◆ Excerpted records
----------------

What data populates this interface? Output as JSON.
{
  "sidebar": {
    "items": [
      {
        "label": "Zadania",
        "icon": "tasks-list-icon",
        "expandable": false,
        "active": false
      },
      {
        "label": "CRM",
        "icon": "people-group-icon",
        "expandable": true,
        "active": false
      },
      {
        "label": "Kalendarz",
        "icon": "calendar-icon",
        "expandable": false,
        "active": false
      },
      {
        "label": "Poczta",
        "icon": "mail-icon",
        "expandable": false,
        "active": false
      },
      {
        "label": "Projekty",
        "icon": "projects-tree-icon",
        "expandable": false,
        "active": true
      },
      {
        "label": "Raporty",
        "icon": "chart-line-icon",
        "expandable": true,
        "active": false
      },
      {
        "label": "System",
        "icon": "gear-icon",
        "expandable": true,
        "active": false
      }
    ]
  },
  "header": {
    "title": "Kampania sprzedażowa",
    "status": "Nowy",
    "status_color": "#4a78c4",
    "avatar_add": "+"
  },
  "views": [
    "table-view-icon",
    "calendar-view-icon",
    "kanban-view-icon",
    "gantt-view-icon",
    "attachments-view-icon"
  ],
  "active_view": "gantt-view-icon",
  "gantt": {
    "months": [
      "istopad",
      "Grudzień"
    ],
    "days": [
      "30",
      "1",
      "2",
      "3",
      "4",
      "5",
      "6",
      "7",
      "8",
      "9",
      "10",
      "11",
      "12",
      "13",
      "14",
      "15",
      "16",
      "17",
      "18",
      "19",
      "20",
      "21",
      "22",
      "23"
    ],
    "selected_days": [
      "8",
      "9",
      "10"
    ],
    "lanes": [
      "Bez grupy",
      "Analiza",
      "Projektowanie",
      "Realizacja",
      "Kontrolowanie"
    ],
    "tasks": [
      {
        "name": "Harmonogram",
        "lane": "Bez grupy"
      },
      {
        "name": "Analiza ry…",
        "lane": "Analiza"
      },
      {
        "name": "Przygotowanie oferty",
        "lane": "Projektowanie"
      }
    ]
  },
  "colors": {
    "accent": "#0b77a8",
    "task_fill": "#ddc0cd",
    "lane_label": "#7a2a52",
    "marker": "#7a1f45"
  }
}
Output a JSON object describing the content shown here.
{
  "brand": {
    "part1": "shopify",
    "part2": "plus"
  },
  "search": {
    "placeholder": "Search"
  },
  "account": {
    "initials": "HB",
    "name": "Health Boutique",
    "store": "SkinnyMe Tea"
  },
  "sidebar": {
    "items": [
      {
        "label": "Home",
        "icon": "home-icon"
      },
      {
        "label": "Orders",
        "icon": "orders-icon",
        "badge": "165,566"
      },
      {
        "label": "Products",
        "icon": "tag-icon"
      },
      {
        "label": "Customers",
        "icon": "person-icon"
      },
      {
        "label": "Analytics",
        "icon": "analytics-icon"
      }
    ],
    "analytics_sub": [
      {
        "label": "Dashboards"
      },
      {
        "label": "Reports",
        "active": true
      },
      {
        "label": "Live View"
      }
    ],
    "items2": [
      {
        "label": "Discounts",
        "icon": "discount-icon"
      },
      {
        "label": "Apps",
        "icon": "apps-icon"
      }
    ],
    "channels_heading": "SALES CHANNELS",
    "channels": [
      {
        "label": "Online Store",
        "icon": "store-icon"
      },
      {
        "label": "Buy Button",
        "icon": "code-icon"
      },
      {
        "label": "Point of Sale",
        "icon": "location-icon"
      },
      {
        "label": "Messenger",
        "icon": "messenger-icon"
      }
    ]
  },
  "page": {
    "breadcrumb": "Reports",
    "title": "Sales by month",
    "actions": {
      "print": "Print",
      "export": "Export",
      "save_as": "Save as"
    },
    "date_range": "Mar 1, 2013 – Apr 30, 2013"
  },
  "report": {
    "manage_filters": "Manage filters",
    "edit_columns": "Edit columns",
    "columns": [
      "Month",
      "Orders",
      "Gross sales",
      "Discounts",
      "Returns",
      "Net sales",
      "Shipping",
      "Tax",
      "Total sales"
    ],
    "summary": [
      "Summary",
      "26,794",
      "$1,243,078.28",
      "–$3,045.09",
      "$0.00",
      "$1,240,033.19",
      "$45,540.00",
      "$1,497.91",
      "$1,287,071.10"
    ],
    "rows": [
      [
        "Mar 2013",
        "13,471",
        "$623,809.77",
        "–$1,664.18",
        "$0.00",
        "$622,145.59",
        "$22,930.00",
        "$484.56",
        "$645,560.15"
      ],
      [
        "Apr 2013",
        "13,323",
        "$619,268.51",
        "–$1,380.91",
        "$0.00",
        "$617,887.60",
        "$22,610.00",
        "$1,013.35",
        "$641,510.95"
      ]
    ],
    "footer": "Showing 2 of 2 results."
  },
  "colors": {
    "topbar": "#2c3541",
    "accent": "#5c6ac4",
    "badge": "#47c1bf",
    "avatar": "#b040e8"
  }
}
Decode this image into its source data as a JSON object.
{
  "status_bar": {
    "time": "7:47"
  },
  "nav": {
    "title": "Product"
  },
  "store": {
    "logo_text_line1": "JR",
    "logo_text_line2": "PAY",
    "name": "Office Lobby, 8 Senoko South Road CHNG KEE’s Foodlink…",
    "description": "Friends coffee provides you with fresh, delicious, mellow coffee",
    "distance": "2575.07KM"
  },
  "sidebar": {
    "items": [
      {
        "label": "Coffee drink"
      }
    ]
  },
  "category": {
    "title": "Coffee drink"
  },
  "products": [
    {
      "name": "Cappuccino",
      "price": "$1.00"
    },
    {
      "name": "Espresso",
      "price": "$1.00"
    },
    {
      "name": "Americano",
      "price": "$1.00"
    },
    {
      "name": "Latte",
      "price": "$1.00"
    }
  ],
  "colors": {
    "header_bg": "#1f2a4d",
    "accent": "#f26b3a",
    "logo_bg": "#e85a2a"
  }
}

----------------

◆ Task directions
Select all lines in the listing that include the word "name".

◆ Answer in full
        "name": "Harmonogram",
        "name": "Analiza ry…",
        "name": "Przygotowanie oferty",
    "name": "Health Boutique",
    "name": "Office Lobby, 8 Senoko South Road CHNG KEE’s Foodlink…",
      "name": "Cappuccino",
      "name": "Espresso",
      "name": "Americano",
      "name": "Latte",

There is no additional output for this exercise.